Rows from a dataset
──────────────────────────────

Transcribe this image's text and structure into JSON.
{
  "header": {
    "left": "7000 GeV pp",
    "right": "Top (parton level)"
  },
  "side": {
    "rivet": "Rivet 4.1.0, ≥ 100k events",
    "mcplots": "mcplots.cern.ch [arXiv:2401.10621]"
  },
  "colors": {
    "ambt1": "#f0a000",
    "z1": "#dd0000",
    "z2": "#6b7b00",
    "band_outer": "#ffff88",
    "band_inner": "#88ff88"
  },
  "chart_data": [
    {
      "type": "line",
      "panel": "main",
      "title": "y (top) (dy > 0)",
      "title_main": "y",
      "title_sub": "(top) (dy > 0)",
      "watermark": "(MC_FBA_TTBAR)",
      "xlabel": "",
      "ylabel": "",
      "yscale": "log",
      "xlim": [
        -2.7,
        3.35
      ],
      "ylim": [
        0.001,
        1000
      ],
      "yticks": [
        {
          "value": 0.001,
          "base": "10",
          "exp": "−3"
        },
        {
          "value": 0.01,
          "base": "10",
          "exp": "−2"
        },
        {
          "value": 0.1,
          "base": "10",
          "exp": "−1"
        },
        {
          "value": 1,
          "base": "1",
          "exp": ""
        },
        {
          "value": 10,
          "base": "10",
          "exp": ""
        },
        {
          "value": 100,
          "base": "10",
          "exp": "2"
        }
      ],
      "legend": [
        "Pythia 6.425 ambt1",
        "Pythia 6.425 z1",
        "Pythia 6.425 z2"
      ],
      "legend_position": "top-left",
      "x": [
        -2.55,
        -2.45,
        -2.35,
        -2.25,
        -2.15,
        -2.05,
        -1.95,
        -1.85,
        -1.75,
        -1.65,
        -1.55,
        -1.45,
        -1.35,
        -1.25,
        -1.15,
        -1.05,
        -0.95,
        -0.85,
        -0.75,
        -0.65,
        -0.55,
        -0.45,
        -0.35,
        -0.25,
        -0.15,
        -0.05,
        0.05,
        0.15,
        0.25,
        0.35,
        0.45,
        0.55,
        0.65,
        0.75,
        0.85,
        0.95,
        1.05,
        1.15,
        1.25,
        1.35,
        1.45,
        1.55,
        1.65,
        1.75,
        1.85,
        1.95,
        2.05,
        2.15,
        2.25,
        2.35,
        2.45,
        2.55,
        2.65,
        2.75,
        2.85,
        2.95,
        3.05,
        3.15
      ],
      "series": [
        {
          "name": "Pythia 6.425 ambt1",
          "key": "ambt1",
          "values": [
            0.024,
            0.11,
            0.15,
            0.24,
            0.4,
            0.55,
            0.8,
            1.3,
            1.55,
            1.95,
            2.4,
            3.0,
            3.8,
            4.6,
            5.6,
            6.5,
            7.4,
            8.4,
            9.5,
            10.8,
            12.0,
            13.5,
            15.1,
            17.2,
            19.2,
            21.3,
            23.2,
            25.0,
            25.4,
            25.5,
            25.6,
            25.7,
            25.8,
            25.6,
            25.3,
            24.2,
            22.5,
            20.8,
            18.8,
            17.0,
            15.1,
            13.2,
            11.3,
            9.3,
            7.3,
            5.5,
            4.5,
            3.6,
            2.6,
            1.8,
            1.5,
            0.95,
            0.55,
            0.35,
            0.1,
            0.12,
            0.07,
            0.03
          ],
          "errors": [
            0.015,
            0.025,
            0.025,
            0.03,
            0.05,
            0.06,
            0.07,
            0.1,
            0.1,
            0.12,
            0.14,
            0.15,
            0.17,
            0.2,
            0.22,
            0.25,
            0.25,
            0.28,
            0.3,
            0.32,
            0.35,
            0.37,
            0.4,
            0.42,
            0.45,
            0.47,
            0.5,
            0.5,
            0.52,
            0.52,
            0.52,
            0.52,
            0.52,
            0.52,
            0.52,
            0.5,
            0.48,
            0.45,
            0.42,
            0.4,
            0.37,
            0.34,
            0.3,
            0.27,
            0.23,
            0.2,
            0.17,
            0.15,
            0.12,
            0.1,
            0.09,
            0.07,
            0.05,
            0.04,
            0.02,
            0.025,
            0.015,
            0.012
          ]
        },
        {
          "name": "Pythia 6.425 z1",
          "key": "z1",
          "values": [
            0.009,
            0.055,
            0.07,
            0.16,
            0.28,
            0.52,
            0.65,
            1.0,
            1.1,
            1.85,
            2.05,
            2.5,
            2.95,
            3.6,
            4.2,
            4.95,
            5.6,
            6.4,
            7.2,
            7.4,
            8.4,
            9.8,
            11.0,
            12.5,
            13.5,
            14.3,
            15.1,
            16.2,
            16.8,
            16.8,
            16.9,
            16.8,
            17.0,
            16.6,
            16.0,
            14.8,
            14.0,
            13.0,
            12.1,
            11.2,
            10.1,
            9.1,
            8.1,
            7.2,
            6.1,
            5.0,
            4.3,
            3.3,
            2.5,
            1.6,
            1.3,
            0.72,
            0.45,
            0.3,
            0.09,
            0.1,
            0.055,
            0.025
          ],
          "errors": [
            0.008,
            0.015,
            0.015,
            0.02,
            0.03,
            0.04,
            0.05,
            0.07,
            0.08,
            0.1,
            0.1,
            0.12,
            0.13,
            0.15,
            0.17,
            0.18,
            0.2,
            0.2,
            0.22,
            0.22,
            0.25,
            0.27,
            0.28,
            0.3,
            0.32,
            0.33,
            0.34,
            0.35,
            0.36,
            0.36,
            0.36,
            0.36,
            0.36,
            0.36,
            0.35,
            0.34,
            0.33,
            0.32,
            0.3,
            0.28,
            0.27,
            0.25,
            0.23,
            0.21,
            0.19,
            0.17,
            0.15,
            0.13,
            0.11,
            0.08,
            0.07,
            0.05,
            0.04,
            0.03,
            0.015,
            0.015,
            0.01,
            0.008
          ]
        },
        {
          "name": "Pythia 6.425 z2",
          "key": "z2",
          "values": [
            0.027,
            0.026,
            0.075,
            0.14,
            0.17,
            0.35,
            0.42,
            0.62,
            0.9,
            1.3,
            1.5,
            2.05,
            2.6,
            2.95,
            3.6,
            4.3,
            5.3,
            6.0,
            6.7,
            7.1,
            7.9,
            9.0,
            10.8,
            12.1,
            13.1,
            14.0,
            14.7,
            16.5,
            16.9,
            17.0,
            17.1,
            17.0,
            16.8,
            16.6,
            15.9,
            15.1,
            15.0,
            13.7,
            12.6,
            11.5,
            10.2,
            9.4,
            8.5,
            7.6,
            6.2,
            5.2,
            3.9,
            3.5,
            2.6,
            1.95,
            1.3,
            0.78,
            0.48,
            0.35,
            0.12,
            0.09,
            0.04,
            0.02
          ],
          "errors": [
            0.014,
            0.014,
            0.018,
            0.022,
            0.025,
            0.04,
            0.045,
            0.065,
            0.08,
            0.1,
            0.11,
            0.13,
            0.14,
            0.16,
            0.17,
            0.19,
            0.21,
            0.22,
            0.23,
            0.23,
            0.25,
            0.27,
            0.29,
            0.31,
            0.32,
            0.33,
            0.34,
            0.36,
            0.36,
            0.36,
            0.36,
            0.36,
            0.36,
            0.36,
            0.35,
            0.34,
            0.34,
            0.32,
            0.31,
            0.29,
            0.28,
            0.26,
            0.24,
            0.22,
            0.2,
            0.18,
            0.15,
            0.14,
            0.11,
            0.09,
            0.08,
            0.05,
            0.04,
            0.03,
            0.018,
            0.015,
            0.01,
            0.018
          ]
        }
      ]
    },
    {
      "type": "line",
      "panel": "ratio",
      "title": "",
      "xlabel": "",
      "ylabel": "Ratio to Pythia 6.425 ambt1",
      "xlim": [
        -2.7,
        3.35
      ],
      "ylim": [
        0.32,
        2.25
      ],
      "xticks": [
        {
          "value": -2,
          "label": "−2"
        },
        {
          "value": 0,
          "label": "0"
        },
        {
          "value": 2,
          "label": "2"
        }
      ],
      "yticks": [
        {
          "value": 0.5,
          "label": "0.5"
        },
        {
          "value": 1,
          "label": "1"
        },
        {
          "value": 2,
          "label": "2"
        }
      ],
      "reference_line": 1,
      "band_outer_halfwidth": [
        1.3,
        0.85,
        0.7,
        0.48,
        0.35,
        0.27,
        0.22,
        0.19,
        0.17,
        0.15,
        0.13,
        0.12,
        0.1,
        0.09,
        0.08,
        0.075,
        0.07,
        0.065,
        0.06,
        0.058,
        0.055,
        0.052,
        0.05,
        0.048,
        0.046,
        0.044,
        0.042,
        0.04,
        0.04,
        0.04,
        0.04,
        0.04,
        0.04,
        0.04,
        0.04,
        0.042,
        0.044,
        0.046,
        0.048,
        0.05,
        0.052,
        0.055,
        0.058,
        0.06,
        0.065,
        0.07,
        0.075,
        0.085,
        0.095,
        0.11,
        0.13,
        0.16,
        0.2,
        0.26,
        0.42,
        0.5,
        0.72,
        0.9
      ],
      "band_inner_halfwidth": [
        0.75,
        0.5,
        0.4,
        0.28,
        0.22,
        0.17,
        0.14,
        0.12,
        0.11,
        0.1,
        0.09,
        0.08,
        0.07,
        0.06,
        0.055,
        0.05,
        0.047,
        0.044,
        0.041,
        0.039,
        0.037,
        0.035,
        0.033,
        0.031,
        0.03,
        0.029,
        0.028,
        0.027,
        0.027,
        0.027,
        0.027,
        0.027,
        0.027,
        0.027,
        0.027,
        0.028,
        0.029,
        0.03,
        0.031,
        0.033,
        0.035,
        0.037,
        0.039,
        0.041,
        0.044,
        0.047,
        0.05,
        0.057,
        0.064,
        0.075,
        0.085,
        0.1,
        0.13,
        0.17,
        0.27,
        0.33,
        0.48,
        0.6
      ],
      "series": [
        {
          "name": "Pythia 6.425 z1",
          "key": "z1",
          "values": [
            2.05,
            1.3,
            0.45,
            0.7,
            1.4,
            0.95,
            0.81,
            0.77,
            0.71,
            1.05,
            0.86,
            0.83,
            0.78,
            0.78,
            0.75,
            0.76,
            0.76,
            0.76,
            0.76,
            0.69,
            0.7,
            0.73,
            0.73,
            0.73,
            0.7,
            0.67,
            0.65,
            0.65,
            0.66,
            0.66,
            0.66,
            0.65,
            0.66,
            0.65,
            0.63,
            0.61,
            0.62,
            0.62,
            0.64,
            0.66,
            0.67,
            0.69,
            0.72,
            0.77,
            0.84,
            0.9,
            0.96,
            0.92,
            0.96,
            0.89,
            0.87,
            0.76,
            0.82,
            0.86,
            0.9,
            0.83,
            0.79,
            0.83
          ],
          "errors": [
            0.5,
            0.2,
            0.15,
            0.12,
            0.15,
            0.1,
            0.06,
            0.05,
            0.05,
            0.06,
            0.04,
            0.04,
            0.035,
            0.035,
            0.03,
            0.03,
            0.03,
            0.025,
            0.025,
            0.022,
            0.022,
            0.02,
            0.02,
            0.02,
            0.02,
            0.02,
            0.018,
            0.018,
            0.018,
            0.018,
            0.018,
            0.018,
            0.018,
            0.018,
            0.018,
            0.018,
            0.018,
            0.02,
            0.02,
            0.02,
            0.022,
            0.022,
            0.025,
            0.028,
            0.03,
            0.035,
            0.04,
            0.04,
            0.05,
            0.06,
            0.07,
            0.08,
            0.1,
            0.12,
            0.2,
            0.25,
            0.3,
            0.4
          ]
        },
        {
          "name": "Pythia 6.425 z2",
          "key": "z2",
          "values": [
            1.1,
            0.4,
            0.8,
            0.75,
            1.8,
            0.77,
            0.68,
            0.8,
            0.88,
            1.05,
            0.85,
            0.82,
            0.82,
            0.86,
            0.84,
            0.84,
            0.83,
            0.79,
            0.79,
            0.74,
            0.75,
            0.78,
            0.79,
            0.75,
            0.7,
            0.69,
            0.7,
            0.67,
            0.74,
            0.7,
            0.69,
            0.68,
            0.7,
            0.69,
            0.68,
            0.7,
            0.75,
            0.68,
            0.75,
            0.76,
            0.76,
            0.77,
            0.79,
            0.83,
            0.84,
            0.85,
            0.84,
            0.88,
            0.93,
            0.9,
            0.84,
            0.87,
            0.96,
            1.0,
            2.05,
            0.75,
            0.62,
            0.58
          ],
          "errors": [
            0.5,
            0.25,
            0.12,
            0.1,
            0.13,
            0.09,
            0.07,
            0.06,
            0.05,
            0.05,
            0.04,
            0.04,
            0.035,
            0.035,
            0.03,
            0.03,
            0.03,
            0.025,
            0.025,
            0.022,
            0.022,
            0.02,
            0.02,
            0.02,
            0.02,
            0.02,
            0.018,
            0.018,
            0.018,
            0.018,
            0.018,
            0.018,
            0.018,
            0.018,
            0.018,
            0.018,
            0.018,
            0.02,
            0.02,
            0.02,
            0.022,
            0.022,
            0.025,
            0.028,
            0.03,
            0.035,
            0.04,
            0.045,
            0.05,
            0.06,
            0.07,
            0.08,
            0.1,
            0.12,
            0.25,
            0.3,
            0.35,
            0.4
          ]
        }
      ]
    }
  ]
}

──────────────────────────────

■ EXERCISE TASK
List every line above that contains the word "ylabel".

■ FULL ANSWER
      "ylabel": "",
      "ylabel": "Ratio to Pythia 6.425 ambt1",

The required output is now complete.